[Element boundary records]
------------------------------------------------------------------------

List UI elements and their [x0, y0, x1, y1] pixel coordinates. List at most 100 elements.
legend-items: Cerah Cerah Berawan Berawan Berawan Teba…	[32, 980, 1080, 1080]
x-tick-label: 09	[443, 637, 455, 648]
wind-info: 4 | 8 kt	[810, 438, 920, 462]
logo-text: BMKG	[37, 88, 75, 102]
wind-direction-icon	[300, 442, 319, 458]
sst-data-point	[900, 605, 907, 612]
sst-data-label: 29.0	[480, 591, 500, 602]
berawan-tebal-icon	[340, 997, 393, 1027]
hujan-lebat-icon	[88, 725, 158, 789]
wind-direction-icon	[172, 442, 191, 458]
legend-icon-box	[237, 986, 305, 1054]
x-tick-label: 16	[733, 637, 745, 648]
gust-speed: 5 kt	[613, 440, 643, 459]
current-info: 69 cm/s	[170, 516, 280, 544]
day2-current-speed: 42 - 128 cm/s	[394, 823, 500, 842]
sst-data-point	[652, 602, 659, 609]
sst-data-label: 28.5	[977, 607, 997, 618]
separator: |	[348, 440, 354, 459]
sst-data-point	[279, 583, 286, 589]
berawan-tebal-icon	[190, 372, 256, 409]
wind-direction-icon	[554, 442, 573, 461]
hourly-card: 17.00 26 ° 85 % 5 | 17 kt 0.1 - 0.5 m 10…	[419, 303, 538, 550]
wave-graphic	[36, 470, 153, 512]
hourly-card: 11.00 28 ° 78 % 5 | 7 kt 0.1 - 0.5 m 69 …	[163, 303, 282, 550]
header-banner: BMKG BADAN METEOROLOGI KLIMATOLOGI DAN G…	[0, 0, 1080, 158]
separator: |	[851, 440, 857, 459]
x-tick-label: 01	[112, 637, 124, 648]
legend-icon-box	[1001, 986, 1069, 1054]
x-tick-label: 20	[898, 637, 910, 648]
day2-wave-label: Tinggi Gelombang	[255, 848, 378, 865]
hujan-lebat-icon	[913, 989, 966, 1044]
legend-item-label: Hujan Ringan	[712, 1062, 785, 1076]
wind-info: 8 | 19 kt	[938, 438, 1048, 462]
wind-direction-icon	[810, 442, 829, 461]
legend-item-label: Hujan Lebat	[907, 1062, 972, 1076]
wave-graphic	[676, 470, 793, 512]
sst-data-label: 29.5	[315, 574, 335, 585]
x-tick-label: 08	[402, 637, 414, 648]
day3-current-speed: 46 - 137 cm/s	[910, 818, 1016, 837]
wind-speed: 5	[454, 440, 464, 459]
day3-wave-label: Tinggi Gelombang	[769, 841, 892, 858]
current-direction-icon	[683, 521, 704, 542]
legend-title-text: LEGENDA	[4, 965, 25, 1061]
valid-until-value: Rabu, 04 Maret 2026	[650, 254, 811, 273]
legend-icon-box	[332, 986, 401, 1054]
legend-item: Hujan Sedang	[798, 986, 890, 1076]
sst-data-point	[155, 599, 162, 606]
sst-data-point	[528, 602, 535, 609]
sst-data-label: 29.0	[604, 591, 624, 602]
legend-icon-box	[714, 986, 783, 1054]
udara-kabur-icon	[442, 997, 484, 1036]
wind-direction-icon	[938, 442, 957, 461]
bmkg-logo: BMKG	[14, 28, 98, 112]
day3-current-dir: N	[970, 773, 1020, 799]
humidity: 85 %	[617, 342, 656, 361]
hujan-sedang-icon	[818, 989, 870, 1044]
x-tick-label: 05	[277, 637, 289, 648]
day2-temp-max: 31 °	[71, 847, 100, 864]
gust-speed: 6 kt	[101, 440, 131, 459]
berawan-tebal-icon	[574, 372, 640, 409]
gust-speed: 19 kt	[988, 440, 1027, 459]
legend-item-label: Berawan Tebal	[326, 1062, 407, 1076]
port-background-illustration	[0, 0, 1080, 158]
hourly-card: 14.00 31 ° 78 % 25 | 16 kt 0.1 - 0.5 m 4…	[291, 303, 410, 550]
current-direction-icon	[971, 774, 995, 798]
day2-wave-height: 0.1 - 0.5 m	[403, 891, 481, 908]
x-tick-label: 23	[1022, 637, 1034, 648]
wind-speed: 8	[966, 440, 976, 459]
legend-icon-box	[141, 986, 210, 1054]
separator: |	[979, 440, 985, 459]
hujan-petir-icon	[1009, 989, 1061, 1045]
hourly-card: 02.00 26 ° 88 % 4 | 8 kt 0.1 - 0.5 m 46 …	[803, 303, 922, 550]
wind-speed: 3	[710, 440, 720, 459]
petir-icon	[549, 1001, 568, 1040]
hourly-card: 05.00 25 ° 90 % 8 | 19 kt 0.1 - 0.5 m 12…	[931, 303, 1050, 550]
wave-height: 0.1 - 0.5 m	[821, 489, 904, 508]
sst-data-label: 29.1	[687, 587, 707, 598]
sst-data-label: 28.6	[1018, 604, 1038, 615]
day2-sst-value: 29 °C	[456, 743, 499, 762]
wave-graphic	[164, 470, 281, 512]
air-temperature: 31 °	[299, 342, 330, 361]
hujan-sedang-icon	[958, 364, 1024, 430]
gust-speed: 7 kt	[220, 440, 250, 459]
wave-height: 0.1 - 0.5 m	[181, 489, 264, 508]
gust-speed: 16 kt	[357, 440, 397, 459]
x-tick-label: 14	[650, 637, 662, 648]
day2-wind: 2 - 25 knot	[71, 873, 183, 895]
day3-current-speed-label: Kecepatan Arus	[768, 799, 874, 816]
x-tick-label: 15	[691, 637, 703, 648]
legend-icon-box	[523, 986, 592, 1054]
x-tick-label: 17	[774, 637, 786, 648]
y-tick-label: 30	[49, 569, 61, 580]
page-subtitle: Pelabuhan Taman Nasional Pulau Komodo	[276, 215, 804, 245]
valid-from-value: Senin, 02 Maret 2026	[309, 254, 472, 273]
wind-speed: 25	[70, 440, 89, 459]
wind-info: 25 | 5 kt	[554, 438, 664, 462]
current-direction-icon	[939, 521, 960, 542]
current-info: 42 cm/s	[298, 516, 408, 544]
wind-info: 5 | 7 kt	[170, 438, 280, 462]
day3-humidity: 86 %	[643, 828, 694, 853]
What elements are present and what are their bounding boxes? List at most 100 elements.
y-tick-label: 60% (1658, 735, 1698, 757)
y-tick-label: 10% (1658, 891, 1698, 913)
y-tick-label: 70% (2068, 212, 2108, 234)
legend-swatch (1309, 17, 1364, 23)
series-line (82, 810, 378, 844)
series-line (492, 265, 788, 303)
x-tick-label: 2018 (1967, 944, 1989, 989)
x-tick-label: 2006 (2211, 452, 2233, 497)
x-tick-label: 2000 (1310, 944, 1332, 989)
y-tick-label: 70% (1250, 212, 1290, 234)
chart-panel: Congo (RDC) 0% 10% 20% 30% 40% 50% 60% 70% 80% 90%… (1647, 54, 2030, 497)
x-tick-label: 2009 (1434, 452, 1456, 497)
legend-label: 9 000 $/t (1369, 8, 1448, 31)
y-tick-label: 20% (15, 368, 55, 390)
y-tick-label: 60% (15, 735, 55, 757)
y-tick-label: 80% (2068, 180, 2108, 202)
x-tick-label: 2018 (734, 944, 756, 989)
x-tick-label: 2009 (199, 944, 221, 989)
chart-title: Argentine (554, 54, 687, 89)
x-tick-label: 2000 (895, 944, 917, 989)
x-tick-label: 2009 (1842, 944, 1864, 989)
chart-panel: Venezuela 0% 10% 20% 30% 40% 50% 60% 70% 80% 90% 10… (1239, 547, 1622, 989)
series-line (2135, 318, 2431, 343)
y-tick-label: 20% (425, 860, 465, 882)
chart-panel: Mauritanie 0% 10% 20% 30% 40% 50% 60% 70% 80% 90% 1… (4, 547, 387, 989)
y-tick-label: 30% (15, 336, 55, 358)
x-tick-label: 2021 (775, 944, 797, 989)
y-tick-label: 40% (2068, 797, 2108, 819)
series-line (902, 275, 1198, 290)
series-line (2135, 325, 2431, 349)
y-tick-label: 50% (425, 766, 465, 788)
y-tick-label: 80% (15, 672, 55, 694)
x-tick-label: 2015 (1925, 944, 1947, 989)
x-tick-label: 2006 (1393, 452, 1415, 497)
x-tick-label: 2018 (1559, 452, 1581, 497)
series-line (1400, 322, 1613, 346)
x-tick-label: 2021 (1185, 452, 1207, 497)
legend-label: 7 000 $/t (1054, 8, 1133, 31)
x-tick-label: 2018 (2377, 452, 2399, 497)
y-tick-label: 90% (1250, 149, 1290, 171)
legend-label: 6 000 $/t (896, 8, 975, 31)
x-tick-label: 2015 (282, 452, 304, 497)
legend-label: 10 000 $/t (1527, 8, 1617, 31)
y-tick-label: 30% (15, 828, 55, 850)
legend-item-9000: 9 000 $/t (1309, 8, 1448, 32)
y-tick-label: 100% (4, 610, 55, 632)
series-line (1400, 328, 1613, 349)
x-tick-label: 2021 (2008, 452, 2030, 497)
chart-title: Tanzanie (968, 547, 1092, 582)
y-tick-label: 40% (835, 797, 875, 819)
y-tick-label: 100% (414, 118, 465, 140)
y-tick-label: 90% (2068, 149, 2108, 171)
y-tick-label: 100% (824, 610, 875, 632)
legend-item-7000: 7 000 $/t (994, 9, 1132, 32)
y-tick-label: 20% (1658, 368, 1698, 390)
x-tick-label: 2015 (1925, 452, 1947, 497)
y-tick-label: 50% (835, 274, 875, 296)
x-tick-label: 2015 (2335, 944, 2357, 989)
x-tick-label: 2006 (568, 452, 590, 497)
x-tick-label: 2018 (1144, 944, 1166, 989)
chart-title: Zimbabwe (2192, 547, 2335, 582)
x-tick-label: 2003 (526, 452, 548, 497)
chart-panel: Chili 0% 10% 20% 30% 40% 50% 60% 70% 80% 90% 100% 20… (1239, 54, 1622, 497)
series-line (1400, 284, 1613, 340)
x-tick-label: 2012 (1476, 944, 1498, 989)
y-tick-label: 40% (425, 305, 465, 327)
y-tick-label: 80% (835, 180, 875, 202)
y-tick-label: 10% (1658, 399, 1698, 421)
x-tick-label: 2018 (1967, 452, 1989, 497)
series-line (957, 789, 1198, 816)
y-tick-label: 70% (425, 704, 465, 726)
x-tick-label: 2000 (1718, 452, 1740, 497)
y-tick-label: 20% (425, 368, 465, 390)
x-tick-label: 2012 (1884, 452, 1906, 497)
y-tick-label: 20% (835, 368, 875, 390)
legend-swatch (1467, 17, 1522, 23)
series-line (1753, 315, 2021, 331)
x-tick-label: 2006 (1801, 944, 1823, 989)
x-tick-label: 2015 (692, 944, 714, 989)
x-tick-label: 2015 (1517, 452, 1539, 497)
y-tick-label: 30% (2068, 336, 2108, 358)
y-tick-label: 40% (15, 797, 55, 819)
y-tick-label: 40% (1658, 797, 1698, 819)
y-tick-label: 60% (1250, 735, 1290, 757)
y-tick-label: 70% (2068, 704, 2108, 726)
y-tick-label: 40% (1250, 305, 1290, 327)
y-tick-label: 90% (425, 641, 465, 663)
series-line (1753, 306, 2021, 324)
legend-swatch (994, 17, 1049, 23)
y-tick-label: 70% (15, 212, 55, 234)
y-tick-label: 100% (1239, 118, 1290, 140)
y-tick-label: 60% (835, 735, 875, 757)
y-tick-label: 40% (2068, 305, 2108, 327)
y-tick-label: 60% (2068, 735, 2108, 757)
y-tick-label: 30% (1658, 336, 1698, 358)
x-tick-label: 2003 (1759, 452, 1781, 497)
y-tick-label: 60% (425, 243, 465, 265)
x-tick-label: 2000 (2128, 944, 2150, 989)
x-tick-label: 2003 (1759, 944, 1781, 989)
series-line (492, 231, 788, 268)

------------------------------------------------------------------------

**Short exercise:** Rewrite the entries from the beginning through the line containing "637, 124, 648]", putting "sst-point" wherever "sst-data-point" appears and leaving everything else the same.

**Answer for this exercise:**
List UI elements and their [x0, y0, x1, y1] pixel coordinates. List at most 100 elements.
legend-items: Cerah Cerah Berawan Berawan Berawan Teba…	[32, 980, 1080, 1080]
x-tick-label: 09	[443, 637, 455, 648]
wind-info: 4 | 8 kt	[810, 438, 920, 462]
logo-text: BMKG	[37, 88, 75, 102]
wind-direction-icon	[300, 442, 319, 458]
sst-point	[900, 605, 907, 612]
sst-data-label: 29.0	[480, 591, 500, 602]
berawan-tebal-icon	[340, 997, 393, 1027]
hujan-lebat-icon	[88, 725, 158, 789]
wind-direction-icon	[172, 442, 191, 458]
legend-icon-box	[237, 986, 305, 1054]
x-tick-label: 16	[733, 637, 745, 648]
gust-speed: 5 kt	[613, 440, 643, 459]
current-info: 69 cm/s	[170, 516, 280, 544]
day2-current-speed: 42 - 128 cm/s	[394, 823, 500, 842]
sst-point	[652, 602, 659, 609]
sst-data-label: 28.5	[977, 607, 997, 618]
separator: |	[348, 440, 354, 459]
sst-point	[279, 583, 286, 589]
berawan-tebal-icon	[190, 372, 256, 409]
wind-direction-icon	[554, 442, 573, 461]
hourly-card: 17.00 26 ° 85 % 5 | 17 kt 0.1 - 0.5 m 10…	[419, 303, 538, 550]
wave-graphic	[36, 470, 153, 512]
hourly-card: 11.00 28 ° 78 % 5 | 7 kt 0.1 - 0.5 m 69 …	[163, 303, 282, 550]
header-banner: BMKG BADAN METEOROLOGI KLIMATOLOGI DAN G…	[0, 0, 1080, 158]
separator: |	[851, 440, 857, 459]
x-tick-label: 01	[112, 637, 124, 648]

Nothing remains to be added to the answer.